## Entries
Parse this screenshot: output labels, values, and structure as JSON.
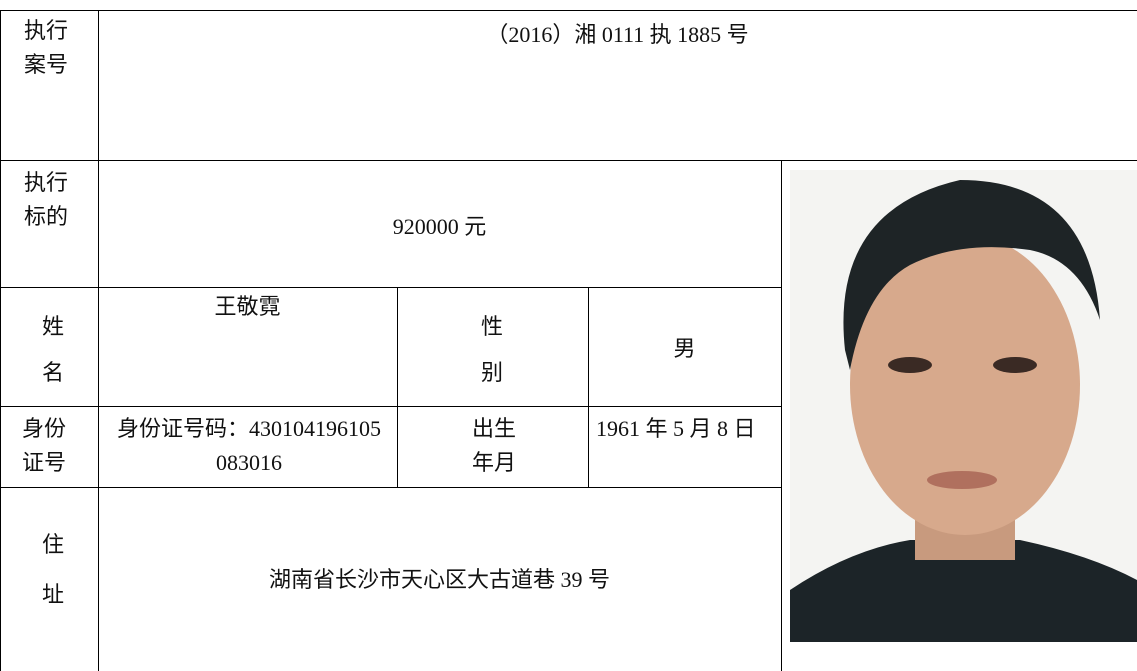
{
  "table": {
    "rows": [
      {
        "label": "执行案号",
        "value": "（2016）湘 0111 执 1885 号"
      },
      {
        "label": "执行标的",
        "value": "920000 元"
      },
      {
        "label": "姓名",
        "value": "王敬霓",
        "label2": "性别",
        "value2": "男"
      },
      {
        "label": "身份证号",
        "value": "身份证号码：430104196105083016",
        "label2": "出生年月",
        "value2": "1961 年 5 月 8 日"
      },
      {
        "label": "住址",
        "value": "湖南省长沙市天心区大古道巷 39 号"
      }
    ]
  }
}
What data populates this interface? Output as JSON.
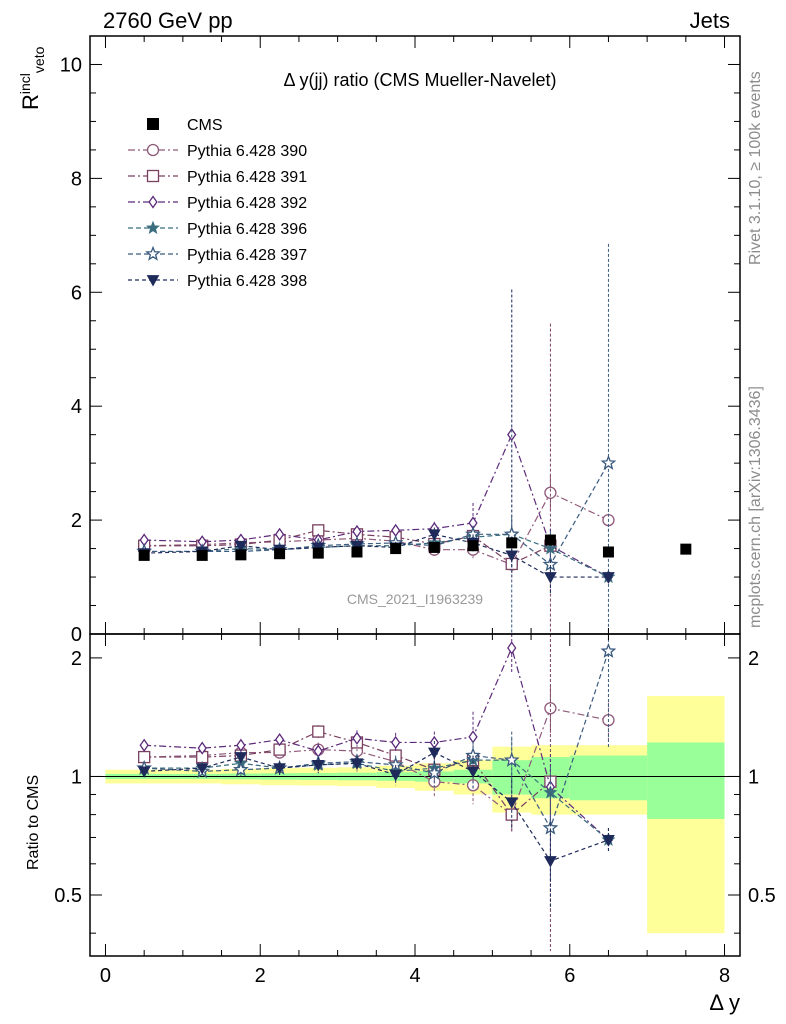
{
  "header": {
    "left": "2760 GeV pp",
    "right": "Jets"
  },
  "side_labels": {
    "rivet": "Rivet 3.1.10, ≥ 100k events",
    "mcplots": "mcplots.cern.ch [arXiv:1306.3436]"
  },
  "chart_data": {
    "type": "scatter",
    "title": "Δ y(jj) ratio (CMS Mueller-Navelet)",
    "watermark": "CMS_2021_I1963239",
    "ylabel_main": "R",
    "ylabel_sup": "incl",
    "ylabel_sub": "veto",
    "ylabel_ratio": "Ratio to CMS",
    "xlabel": "Δ y",
    "xlim": [
      -0.2,
      8.2
    ],
    "ylim_main": [
      0,
      10.5
    ],
    "ylim_ratio": [
      0.35,
      2.3
    ],
    "x_ticks": [
      "0",
      "2",
      "4",
      "6",
      "8"
    ],
    "y_ticks_main": [
      "0",
      "2",
      "4",
      "6",
      "8",
      "10"
    ],
    "y_ticks_ratio": [
      "0.5",
      "1",
      "2"
    ],
    "legend_position": "top-left",
    "data": {
      "name": "CMS",
      "color": "#000000",
      "x": [
        0.5,
        1.25,
        1.75,
        2.25,
        2.75,
        3.25,
        3.75,
        4.25,
        4.75,
        5.25,
        5.75,
        6.5,
        7.5
      ],
      "y": [
        1.38,
        1.38,
        1.39,
        1.41,
        1.42,
        1.44,
        1.5,
        1.52,
        1.55,
        1.6,
        1.65,
        1.44,
        1.49
      ]
    },
    "bands": {
      "edges": [
        0,
        1.0,
        1.5,
        2.0,
        2.5,
        3.0,
        3.5,
        4.0,
        4.5,
        5.0,
        5.5,
        6.0,
        7.0,
        8.0
      ],
      "stat_color": "#99ff99",
      "total_color": "#ffff99",
      "stat_half": [
        0.015,
        0.015,
        0.017,
        0.019,
        0.02,
        0.022,
        0.025,
        0.03,
        0.04,
        0.1,
        0.12,
        0.13,
        0.22
      ],
      "total_half": [
        0.04,
        0.04,
        0.045,
        0.05,
        0.052,
        0.055,
        0.065,
        0.08,
        0.1,
        0.19,
        0.2,
        0.2,
        0.6
      ]
    },
    "series": [
      {
        "name": "Pythia 6.428 390",
        "color": "#8f5a7a",
        "marker": "circle-open",
        "dash": "7,3,2,3",
        "x": [
          0.5,
          1.25,
          1.75,
          2.25,
          2.75,
          3.25,
          3.75,
          4.25,
          4.75,
          5.25,
          5.75,
          6.5
        ],
        "y": [
          1.55,
          1.57,
          1.6,
          1.62,
          1.65,
          1.68,
          1.63,
          1.48,
          1.48,
          1.22,
          2.48,
          2.0
        ],
        "err": [
          0.05,
          0.05,
          0.06,
          0.06,
          0.07,
          0.09,
          0.1,
          0.12,
          0.15,
          0.15,
          0.3,
          0.2
        ],
        "ratio": [
          1.12,
          1.13,
          1.15,
          1.15,
          1.17,
          1.16,
          1.09,
          0.97,
          0.95,
          0.8,
          1.49,
          1.39
        ],
        "rerr": [
          0.03,
          0.03,
          0.04,
          0.04,
          0.05,
          0.06,
          0.07,
          0.08,
          0.1,
          0.08,
          0.2,
          0.15
        ]
      },
      {
        "name": "Pythia 6.428 391",
        "color": "#7a4060",
        "marker": "square-open",
        "dash": "7,3,2,3",
        "x": [
          0.5,
          1.25,
          1.75,
          2.25,
          2.75,
          3.25,
          3.75,
          4.25,
          4.75,
          5.25,
          5.75
        ],
        "y": [
          1.55,
          1.55,
          1.57,
          1.65,
          1.82,
          1.75,
          1.7,
          1.58,
          1.72,
          1.23,
          1.55
        ],
        "err": [
          0.05,
          0.05,
          0.06,
          0.07,
          0.08,
          0.1,
          0.1,
          0.12,
          0.15,
          0.15,
          3.9
        ],
        "ratio": [
          1.12,
          1.12,
          1.13,
          1.17,
          1.3,
          1.22,
          1.13,
          1.04,
          1.1,
          0.8,
          0.97
        ],
        "rerr": [
          0.03,
          0.03,
          0.04,
          0.04,
          0.05,
          0.06,
          0.07,
          0.08,
          0.1,
          0.08,
          2.0
        ]
      },
      {
        "name": "Pythia 6.428 392",
        "color": "#5c2a7a",
        "marker": "diamond-open",
        "dash": "7,3,2,3",
        "x": [
          0.5,
          1.25,
          1.75,
          2.25,
          2.75,
          3.25,
          3.75,
          4.25,
          4.75,
          5.25,
          5.75,
          6.5
        ],
        "y": [
          1.65,
          1.62,
          1.65,
          1.75,
          1.65,
          1.8,
          1.82,
          1.85,
          1.95,
          3.5,
          1.55,
          1.0
        ],
        "err": [
          0.05,
          0.05,
          0.06,
          0.07,
          0.08,
          0.1,
          0.1,
          0.12,
          0.35,
          2.55,
          0.3,
          0.1
        ],
        "ratio": [
          1.2,
          1.18,
          1.2,
          1.24,
          1.16,
          1.25,
          1.22,
          1.22,
          1.26,
          2.12,
          0.94,
          0.69
        ],
        "rerr": [
          0.03,
          0.03,
          0.04,
          0.04,
          0.05,
          0.06,
          0.07,
          0.08,
          0.2,
          0.3,
          0.2,
          0.05
        ]
      },
      {
        "name": "Pythia 6.428 396",
        "color": "#3a6e7e",
        "marker": "star-filled",
        "dash": "5,3",
        "x": [
          0.5,
          1.25,
          1.75,
          2.25,
          2.75,
          3.25,
          3.75,
          4.25,
          4.75,
          5.25,
          5.75,
          6.5
        ],
        "y": [
          1.45,
          1.45,
          1.5,
          1.48,
          1.52,
          1.55,
          1.55,
          1.6,
          1.7,
          1.75,
          1.5,
          1.0
        ],
        "err": [
          0.05,
          0.05,
          0.06,
          0.06,
          0.07,
          0.08,
          0.1,
          0.12,
          0.15,
          0.3,
          0.3,
          0.1
        ],
        "ratio": [
          1.05,
          1.05,
          1.08,
          1.05,
          1.07,
          1.08,
          1.03,
          1.05,
          1.1,
          1.1,
          0.91,
          0.69
        ],
        "rerr": [
          0.03,
          0.03,
          0.04,
          0.04,
          0.05,
          0.05,
          0.06,
          0.08,
          0.1,
          0.15,
          0.15,
          0.05
        ]
      },
      {
        "name": "Pythia 6.428 397",
        "color": "#3a5a7e",
        "marker": "star-open",
        "dash": "5,3",
        "x": [
          0.5,
          1.25,
          1.75,
          2.25,
          2.75,
          3.25,
          3.75,
          4.25,
          4.75,
          5.25,
          5.75,
          6.5
        ],
        "y": [
          1.45,
          1.45,
          1.45,
          1.48,
          1.55,
          1.58,
          1.6,
          1.55,
          1.75,
          1.75,
          1.22,
          3.0
        ],
        "err": [
          0.05,
          0.05,
          0.06,
          0.06,
          0.07,
          0.08,
          0.1,
          0.12,
          0.15,
          4.3,
          0.3,
          3.85
        ],
        "ratio": [
          1.05,
          1.03,
          1.04,
          1.05,
          1.08,
          1.09,
          1.07,
          1.02,
          1.13,
          1.1,
          0.74,
          2.08
        ],
        "rerr": [
          0.03,
          0.03,
          0.04,
          0.04,
          0.05,
          0.05,
          0.06,
          0.08,
          0.1,
          0.2,
          0.2,
          0.9
        ]
      },
      {
        "name": "Pythia 6.428 398",
        "color": "#1e2a5a",
        "marker": "triangle-down",
        "dash": "4,3",
        "x": [
          0.5,
          1.25,
          1.75,
          2.25,
          2.75,
          3.25,
          3.75,
          4.25,
          4.75,
          5.25,
          5.75,
          6.5
        ],
        "y": [
          1.42,
          1.45,
          1.55,
          1.48,
          1.52,
          1.55,
          1.52,
          1.75,
          1.6,
          1.38,
          1.0,
          1.0
        ],
        "err": [
          0.05,
          0.05,
          0.06,
          0.06,
          0.07,
          0.08,
          0.1,
          0.12,
          0.15,
          0.2,
          0.3,
          0.1
        ],
        "ratio": [
          1.03,
          1.05,
          1.12,
          1.05,
          1.07,
          1.08,
          1.01,
          1.15,
          1.03,
          0.86,
          0.61,
          0.69
        ],
        "rerr": [
          0.03,
          0.03,
          0.04,
          0.04,
          0.05,
          0.05,
          0.06,
          0.08,
          0.1,
          0.12,
          0.15,
          0.05
        ]
      }
    ]
  }
}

## What you need to do
Scan the listing above for the word "left" and copy every line that holds it.

## Full output
    "left": "2760 GeV pp",
    "legend_position": "top-left",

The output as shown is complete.